--- start Data supplied ---

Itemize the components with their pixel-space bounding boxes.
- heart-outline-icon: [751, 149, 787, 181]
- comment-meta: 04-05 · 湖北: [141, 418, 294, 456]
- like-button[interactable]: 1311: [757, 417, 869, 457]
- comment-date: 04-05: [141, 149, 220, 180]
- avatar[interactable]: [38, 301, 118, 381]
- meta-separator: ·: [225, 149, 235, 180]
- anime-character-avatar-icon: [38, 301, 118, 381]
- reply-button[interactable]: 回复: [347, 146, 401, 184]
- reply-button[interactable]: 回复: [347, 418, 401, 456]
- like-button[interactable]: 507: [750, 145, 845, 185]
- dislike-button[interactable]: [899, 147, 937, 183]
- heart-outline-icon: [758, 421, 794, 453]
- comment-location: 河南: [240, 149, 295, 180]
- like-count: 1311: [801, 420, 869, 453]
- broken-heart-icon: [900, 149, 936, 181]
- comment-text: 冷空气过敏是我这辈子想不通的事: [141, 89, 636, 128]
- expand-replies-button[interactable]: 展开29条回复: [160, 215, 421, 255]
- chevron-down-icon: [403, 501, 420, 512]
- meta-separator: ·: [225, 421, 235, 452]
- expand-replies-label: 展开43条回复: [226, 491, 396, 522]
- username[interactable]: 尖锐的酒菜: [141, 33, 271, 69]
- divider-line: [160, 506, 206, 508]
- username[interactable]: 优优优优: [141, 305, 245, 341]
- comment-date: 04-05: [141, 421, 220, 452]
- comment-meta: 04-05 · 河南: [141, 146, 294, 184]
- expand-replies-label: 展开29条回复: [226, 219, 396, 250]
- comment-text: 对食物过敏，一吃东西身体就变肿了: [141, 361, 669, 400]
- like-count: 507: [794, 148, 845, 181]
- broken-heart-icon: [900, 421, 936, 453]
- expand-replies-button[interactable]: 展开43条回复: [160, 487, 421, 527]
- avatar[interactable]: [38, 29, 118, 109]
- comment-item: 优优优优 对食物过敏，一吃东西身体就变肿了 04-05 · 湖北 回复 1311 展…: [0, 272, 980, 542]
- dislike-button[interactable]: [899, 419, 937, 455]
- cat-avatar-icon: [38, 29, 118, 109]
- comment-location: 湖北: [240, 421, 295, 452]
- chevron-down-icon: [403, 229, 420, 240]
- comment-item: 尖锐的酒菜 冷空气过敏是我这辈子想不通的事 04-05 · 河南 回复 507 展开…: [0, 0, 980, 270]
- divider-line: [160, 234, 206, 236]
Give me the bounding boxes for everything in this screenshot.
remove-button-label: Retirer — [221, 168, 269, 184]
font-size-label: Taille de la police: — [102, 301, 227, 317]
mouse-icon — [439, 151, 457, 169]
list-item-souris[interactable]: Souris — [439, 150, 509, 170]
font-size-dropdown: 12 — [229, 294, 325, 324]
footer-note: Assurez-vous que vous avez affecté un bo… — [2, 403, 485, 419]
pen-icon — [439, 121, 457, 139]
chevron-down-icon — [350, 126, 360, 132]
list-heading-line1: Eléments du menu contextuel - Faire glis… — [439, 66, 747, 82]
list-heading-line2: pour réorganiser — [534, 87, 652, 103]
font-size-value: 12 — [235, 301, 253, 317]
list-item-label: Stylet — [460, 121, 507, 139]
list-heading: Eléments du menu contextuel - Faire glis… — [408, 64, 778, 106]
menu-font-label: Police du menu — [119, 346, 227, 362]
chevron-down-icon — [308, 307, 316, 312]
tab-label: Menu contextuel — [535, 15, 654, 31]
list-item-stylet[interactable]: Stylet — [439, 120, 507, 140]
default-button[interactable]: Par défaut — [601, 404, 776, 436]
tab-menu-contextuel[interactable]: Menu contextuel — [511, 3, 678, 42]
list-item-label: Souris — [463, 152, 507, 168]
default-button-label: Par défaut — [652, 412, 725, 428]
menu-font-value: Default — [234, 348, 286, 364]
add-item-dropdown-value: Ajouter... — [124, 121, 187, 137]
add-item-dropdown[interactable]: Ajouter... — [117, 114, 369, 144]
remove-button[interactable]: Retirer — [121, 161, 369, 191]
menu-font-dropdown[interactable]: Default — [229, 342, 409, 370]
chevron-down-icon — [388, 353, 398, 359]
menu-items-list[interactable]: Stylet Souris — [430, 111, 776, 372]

--- end Data supplied ---

> **Task to complete**: Count the lines in the material above that contain the string "divider". Reply with the number alone.

> **Answer to this problem**: 2